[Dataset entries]
════════════════
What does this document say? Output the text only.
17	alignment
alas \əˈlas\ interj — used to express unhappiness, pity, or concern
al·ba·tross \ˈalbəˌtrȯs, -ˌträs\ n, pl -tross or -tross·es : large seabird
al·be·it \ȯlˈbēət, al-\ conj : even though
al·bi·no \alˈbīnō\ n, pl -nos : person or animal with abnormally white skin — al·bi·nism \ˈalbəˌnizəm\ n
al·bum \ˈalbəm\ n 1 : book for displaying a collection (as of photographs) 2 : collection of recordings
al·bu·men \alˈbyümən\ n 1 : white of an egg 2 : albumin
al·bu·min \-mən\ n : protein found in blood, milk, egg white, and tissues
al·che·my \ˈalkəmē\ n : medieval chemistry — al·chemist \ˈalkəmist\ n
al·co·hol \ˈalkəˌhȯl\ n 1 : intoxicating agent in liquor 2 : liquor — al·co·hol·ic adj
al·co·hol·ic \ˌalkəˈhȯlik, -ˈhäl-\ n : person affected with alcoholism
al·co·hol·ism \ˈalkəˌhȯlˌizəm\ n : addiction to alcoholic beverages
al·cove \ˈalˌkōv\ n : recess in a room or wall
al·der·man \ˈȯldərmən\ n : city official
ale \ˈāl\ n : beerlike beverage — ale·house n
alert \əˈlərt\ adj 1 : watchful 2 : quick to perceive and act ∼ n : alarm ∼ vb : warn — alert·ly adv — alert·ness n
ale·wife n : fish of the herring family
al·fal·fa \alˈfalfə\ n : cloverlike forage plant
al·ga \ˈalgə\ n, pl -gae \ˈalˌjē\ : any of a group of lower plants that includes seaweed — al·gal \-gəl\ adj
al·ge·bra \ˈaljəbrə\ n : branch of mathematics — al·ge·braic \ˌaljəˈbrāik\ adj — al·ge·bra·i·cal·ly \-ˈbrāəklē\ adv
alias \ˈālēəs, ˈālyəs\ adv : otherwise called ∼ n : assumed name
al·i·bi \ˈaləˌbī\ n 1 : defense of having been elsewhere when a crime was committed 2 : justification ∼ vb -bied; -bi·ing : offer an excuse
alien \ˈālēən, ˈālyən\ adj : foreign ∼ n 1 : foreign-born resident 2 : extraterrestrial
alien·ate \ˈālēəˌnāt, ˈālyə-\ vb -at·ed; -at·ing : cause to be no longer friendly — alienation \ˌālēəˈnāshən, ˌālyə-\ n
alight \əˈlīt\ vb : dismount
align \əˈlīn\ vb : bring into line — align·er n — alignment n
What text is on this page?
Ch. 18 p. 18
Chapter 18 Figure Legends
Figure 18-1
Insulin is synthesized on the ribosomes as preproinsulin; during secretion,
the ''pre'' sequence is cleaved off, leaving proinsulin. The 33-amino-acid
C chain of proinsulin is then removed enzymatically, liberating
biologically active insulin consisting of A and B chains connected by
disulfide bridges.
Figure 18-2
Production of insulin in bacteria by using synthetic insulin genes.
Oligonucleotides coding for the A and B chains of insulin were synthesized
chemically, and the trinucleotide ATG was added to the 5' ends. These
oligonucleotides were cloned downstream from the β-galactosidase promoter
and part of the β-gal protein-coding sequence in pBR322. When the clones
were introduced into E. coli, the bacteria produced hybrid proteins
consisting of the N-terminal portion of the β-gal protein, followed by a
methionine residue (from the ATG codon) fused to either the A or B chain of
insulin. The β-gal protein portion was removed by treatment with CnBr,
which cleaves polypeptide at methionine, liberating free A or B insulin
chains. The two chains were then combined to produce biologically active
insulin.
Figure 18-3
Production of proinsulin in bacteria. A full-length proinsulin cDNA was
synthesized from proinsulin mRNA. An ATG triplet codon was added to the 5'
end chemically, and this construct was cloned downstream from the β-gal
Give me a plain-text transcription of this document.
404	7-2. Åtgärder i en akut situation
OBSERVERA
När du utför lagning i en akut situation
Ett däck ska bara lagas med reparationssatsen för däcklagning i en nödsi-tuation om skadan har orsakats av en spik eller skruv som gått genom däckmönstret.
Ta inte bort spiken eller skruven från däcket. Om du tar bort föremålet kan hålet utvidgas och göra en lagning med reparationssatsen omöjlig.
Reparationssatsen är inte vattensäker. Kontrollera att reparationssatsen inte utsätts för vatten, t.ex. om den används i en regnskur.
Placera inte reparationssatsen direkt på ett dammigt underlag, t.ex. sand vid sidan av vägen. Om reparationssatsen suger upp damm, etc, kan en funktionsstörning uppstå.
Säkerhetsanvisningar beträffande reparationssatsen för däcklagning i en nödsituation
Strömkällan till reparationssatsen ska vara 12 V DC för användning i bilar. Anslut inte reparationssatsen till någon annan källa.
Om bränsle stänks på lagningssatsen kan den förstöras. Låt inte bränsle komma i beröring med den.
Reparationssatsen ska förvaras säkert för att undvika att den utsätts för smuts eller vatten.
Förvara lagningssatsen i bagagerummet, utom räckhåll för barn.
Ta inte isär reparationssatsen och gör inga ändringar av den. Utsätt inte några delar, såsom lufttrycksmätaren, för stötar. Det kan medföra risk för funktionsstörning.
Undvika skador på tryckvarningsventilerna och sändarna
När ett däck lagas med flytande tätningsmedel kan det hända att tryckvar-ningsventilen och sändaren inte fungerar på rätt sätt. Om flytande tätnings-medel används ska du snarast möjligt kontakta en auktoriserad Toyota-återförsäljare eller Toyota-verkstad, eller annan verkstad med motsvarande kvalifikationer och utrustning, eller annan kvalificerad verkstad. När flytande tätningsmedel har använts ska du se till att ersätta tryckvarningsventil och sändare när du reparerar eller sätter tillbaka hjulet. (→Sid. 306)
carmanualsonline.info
════════════════
- Work required -
Search the data above for lines holding "with" and copy each of them.

- Task answer -
al·bi·no \alˈbīnō\ n, pl -nos : person or animal with abnormally white skin — al·bi·nism \ˈalbəˌnizəm\ n
al·co·hol·ic \ˌalkəˈhȯlik, -ˈhäl-\ n : person affected with alcoholism
insulin. The β-gal protein portion was removed by treatment with CnBr,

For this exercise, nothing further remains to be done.